Instruction: Give back the records below exactly, every one, with no pictures.

== Supplied material ==

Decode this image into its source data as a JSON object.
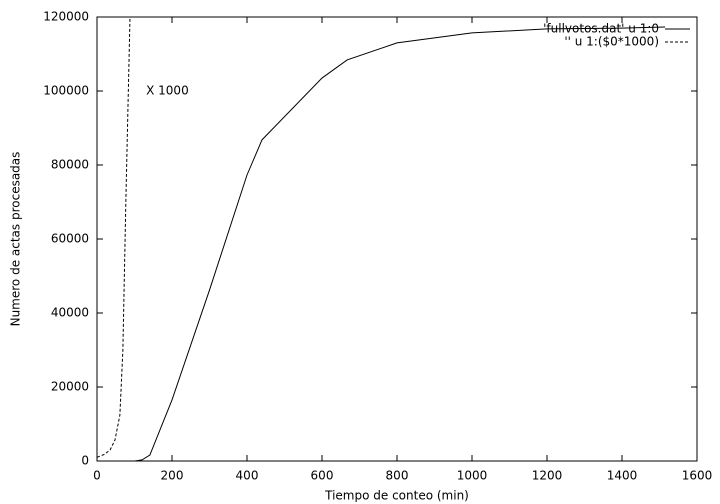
{
  "chart_data": {
    "type": "line",
    "xlabel": "Tiempo de conteo (min)",
    "ylabel": "Numero de actas procesadas",
    "annotation": {
      "text": "X 1000",
      "x": 131,
      "y": 100000
    },
    "legend": "top right",
    "xlim": [
      0,
      1600
    ],
    "xticks": [
      0,
      200,
      400,
      600,
      800,
      1000,
      1200,
      1400,
      1600
    ],
    "ylim": [
      0,
      120000
    ],
    "yticks": [
      0,
      20000,
      40000,
      60000,
      80000,
      100000,
      120000
    ],
    "series": [
      {
        "name": "'fullvotos.dat' u 1:0",
        "color": "#000000",
        "dashed": false,
        "x": [
          101,
          120,
          141,
          200,
          300,
          400,
          440,
          600,
          667,
          800,
          1000,
          1200,
          1400,
          1515
        ],
        "values": [
          0,
          300,
          1600,
          16500,
          46200,
          77300,
          86800,
          103500,
          108400,
          113000,
          115700,
          116800,
          117000,
          117300
        ]
      },
      {
        "name": "'' u 1:($0*1000)",
        "color": "#000000",
        "dashed": true,
        "x": [
          0,
          20,
          35,
          48,
          61,
          69,
          77,
          88
        ],
        "values": [
          1000,
          1800,
          3000,
          5700,
          12400,
          30000,
          70500,
          120000
        ]
      }
    ]
  }
}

===

Result of this task:
Decode this image into its source data as a JSON object.
{
  "chart_data": {
    "type": "line",
    "xlabel": "Tiempo de conteo (min)",
    "ylabel": "Numero de actas procesadas",
    "annotation": {
      "text": "X 1000",
      "x": 131,
      "y": 100000
    },
    "legend": "top right",
    "xlim": [
      0,
      1600
    ],
    "xticks": [
      0,
      200,
      400,
      600,
      800,
      1000,
      1200,
      1400,
      1600
    ],
    "ylim": [
      0,
      120000
    ],
    "yticks": [
      0,
      20000,
      40000,
      60000,
      80000,
      100000,
      120000
    ],
    "series": [
      {
        "name": "'fullvotos.dat' u 1:0",
        "color": "#000000",
        "dashed": false,
        "x": [
          101,
          120,
          141,
          200,
          300,
          400,
          440,
          600,
          667,
          800,
          1000,
          1200,
          1400,
          1515
        ],
        "values": [
          0,
          300,
          1600,
          16500,
          46200,
          77300,
          86800,
          103500,
          108400,
          113000,
          115700,
          116800,
          117000,
          117300
        ]
      },
      {
        "name": "'' u 1:($0*1000)",
        "color": "#000000",
        "dashed": true,
        "x": [
          0,
          20,
          35,
          48,
          61,
          69,
          77,
          88
        ],
        "values": [
          1000,
          1800,
          3000,
          5700,
          12400,
          30000,
          70500,
          120000
        ]
      }
    ]
  }
}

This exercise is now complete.